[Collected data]
┄┄┄┄┄┄

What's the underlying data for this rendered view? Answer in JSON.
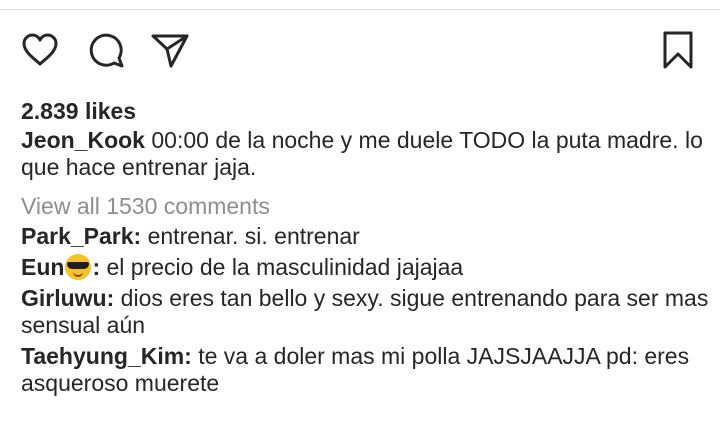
{
  "icons": {
    "like": "heart-icon",
    "comment": "comment-bubble-icon",
    "share": "paper-plane-icon",
    "save": "bookmark-icon"
  },
  "colors": {
    "text": "#262626",
    "muted": "#8e8e8e",
    "divider": "#e3e3e3",
    "emoji": "#f7c227"
  },
  "post": {
    "likes": "2.839 likes",
    "author": "Jeon_Kook",
    "caption": " 00:00 de la noche y me duele TODO la puta madre. lo que hace entrenar jaja.",
    "view_all": "View all 1530 comments"
  },
  "comments": [
    {
      "user": "Park_Park:",
      "text": " entrenar. si. entrenar"
    },
    {
      "user": "Eun",
      "emoji": "smiling-face-with-sunglasses-emoji",
      "user_suffix": ":",
      "text": " el precio de la masculinidad jajajaa"
    },
    {
      "user": "Girluwu:",
      "text": " dios eres tan bello y sexy. sigue entrenando para ser mas sensual aún"
    },
    {
      "user": "Taehyung_Kim:",
      "text": " te va a doler mas mi polla JAJSJAAJJA pd: eres asqueroso muerete"
    }
  ]
}
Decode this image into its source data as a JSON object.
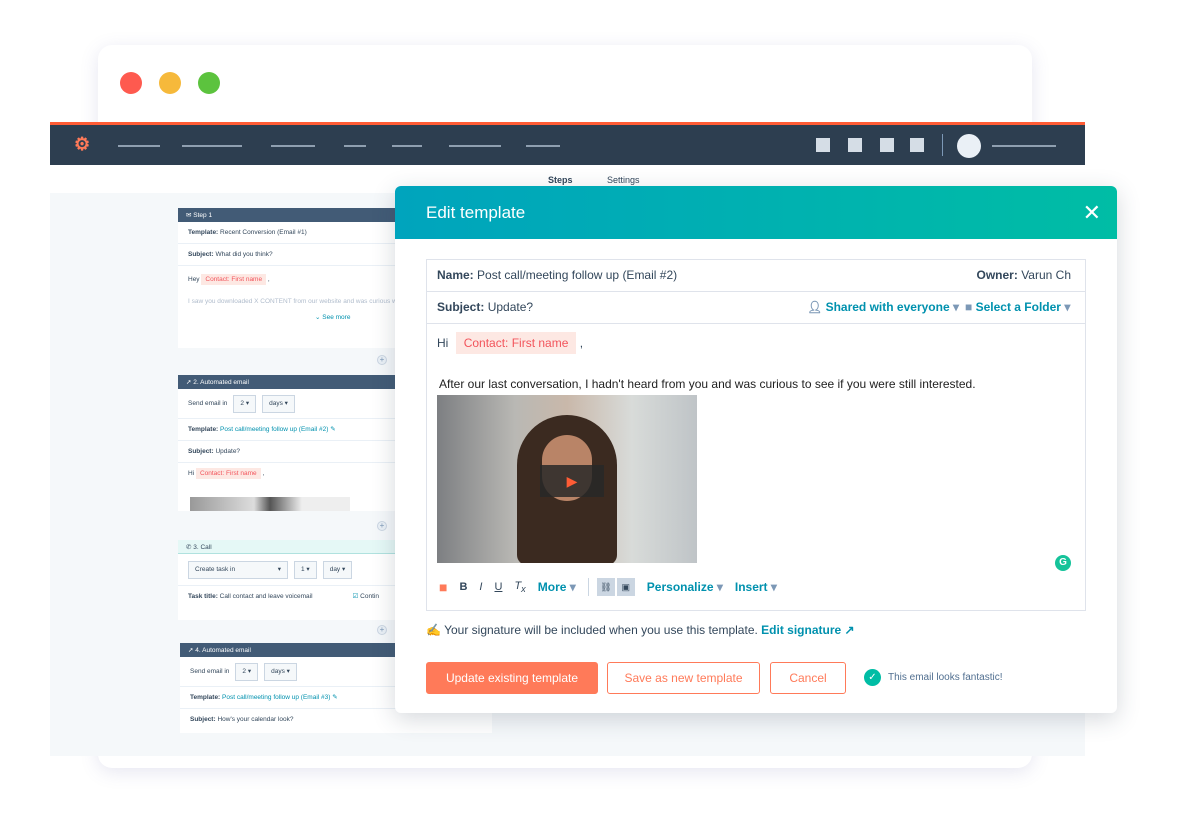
{
  "subnav": {
    "tabs": [
      "Steps",
      "Settings"
    ]
  },
  "steps": [
    {
      "header": "Step 1",
      "template_label": "Template:",
      "template": "Recent Conversion (Email #1)",
      "subject_label": "Subject:",
      "subject": "What did you think?",
      "greeting": "Hey",
      "token": "Contact: First name",
      "body": "I saw you downloaded X CONTENT from our website and was curious w",
      "see_more": "See more"
    },
    {
      "header": "2. Automated email",
      "send_label": "Send email in",
      "num": "2",
      "unit": "days",
      "template_label": "Template:",
      "template": "Post call/meeting follow up (Email #2)",
      "subject_label": "Subject:",
      "subject": "Update?",
      "greeting": "Hi",
      "token": "Contact: First name"
    },
    {
      "header": "3. Call",
      "task_select": "Create task in",
      "num": "1",
      "unit": "day",
      "task_label": "Task title:",
      "task": "Call contact and leave voicemail",
      "continue": "Contin"
    },
    {
      "header": "4. Automated email",
      "send_label": "Send email in",
      "num": "2",
      "unit": "days",
      "template_label": "Template:",
      "template": "Post call/meeting follow up (Email #3)",
      "subject_label": "Subject:",
      "subject": "How's your calendar look?"
    }
  ],
  "modal": {
    "title": "Edit template",
    "name_label": "Name:",
    "name": "Post call/meeting follow up (Email #2)",
    "owner_label": "Owner:",
    "owner": "Varun Ch",
    "subject_label": "Subject:",
    "subject": "Update?",
    "shared": "Shared with everyone",
    "folder": "Select a Folder",
    "greeting": "Hi",
    "token": "Contact: First name",
    "body": "After our last conversation, I hadn't heard from you and was curious to see if you were still interested.",
    "toolbar": {
      "more": "More",
      "personalize": "Personalize",
      "insert": "Insert"
    },
    "signature_text": "Your signature will be included when you use this template.",
    "edit_signature": "Edit signature",
    "update_button": "Update existing template",
    "save_new_button": "Save as new template",
    "cancel_button": "Cancel",
    "status": "This email looks fantastic!"
  },
  "colors": {
    "accent": "#ff7a59",
    "teal": "#00a4bd",
    "nav": "#2d3e50"
  }
}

┄┄┄┄┄┄

WHAT IS REQUIRED >> Determine how many lines of this listing contain "JSON", and give only the number.

TASK RESPONSE >> 2